>> begin Supplied information

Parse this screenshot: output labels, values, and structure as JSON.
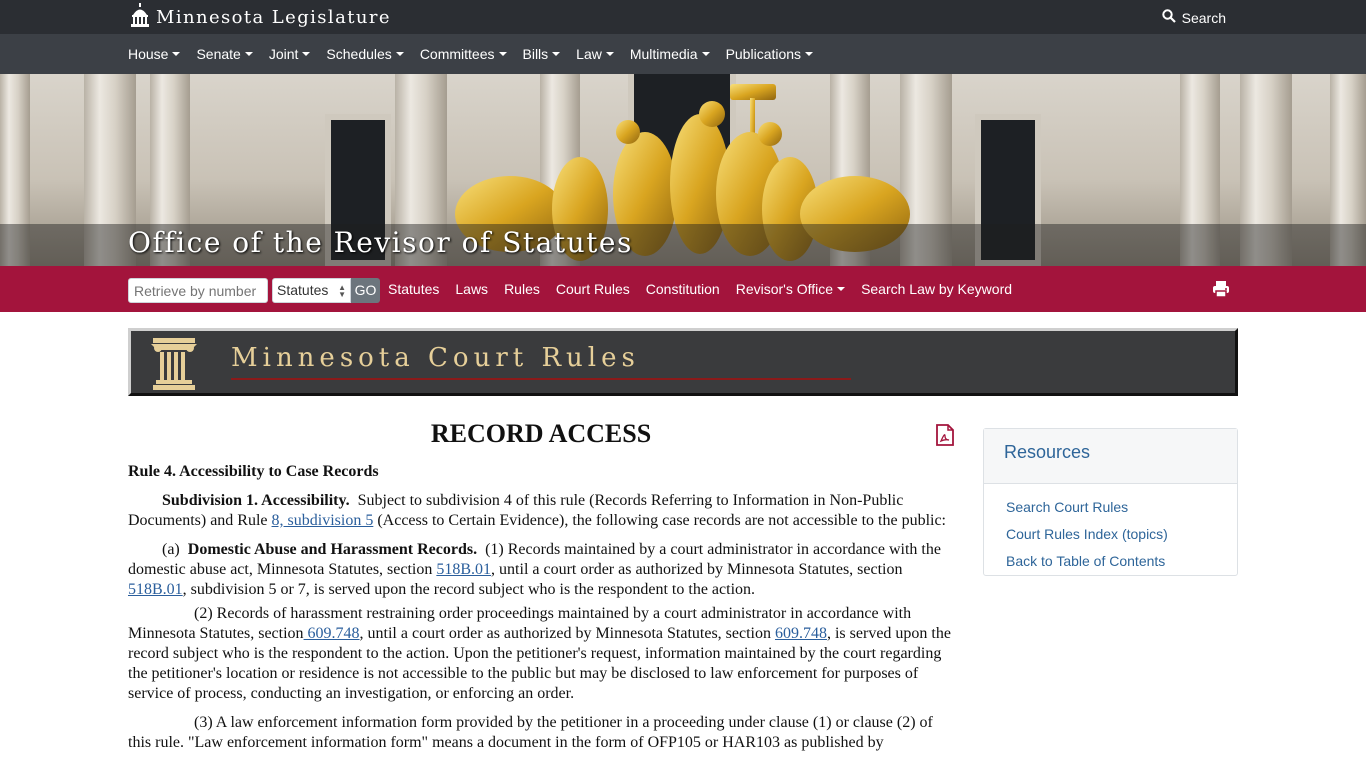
{
  "topbar": {
    "brand": "Minnesota Legislature",
    "search": "Search"
  },
  "mainnav": [
    "House",
    "Senate",
    "Joint",
    "Schedules",
    "Committees",
    "Bills",
    "Law",
    "Multimedia",
    "Publications"
  ],
  "banner": {
    "title": "Office of the Revisor of Statutes"
  },
  "revbar": {
    "retrieve_placeholder": "Retrieve by number",
    "select_value": "Statutes",
    "go": "GO",
    "links": [
      "Statutes",
      "Laws",
      "Rules",
      "Court Rules",
      "Constitution",
      "Revisor's Office",
      "Search Law by Keyword"
    ]
  },
  "court_rules_header": "Minnesota Court Rules",
  "doc": {
    "title": "RECORD ACCESS",
    "rule_heading": "Rule 4.  Accessibility to Case Records",
    "subdiv_label": "Subdivision 1.  Accessibility.",
    "subdiv_text_1": "Subject to subdivision 4 of this rule (Records Referring to Information in Non-Public Documents) and Rule ",
    "subdiv_link": "8, subdivision 5",
    "subdiv_text_2": " (Access to Certain Evidence), the following case records are not accessible to the public:",
    "a_label": "(a)",
    "a_heading": "Domestic Abuse and Harassment Records.",
    "a1_text_1": "(1) Records maintained by a court administrator in accordance with the domestic abuse act, Minnesota Statutes, section ",
    "a1_link_1": "518B.01",
    "a1_text_2": ", until a court order as authorized by Minnesota Statutes, section ",
    "a1_link_2": "518B.01",
    "a1_text_3": ", subdivision 5 or 7, is served upon the record subject who is the respondent to the action.",
    "a2_text_1": "(2) Records of harassment restraining order proceedings maintained by a court administrator in accordance with Minnesota Statutes, section",
    "a2_link_1": " 609.748",
    "a2_text_2": ", until a court order as authorized by Minnesota Statutes, section ",
    "a2_link_2": "609.748",
    "a2_text_3": ", is served upon the record subject who is the respondent to the action. Upon the petitioner's request, information maintained by the court regarding the petitioner's location or residence is not accessible to the public but may be disclosed to law enforcement for purposes of service of process, conducting an investigation, or enforcing an order.",
    "a3_text": "(3) A law enforcement information form provided by the petitioner in a proceeding under clause (1) or clause (2) of this rule. \"Law enforcement information form\" means a document in the form of OFP105 or HAR103 as published by"
  },
  "resources": {
    "title": "Resources",
    "links": [
      "Search Court Rules",
      "Court Rules Index (topics)",
      "Back to Table of Contents"
    ]
  }
}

>> end Supplied information

▸ **Description of the task**
How many lines in the records above hold the word "order"? Give only the number.

▸ **Written reply**
4